• WHAT THE TASK ASKS: Your answer should be only a number: how many lines include the word "true".

— START OF RECORDED INFORMATION —

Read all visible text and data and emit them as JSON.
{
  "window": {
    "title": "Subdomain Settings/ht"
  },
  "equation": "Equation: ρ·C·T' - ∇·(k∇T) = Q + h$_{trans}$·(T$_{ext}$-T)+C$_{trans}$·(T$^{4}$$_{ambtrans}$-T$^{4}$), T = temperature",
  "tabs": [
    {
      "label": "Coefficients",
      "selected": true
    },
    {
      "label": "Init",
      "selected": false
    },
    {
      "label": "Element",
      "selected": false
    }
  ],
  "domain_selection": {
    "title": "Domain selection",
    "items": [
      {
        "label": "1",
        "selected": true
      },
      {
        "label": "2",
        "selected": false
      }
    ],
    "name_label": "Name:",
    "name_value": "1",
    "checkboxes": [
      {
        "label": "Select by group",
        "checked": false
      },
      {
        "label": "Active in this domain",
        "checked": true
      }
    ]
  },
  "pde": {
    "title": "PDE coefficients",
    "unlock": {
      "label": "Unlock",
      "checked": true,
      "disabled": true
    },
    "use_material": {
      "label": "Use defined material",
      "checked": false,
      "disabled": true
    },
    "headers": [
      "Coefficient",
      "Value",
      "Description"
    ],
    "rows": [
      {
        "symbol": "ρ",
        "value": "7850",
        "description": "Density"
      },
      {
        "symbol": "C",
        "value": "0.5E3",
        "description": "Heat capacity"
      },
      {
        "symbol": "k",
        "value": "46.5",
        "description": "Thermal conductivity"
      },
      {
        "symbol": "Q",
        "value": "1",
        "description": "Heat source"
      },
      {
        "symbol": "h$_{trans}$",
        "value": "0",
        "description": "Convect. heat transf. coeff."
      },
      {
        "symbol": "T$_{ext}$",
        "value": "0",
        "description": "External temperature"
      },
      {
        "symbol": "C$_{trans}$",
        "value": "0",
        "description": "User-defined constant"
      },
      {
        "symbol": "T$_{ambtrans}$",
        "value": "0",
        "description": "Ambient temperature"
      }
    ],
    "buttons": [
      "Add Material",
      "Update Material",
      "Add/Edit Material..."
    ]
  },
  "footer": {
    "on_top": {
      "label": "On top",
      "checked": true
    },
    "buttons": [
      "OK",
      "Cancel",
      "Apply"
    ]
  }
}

— END OF RECORDED INFORMATION —

• FULL SOLUTION: 7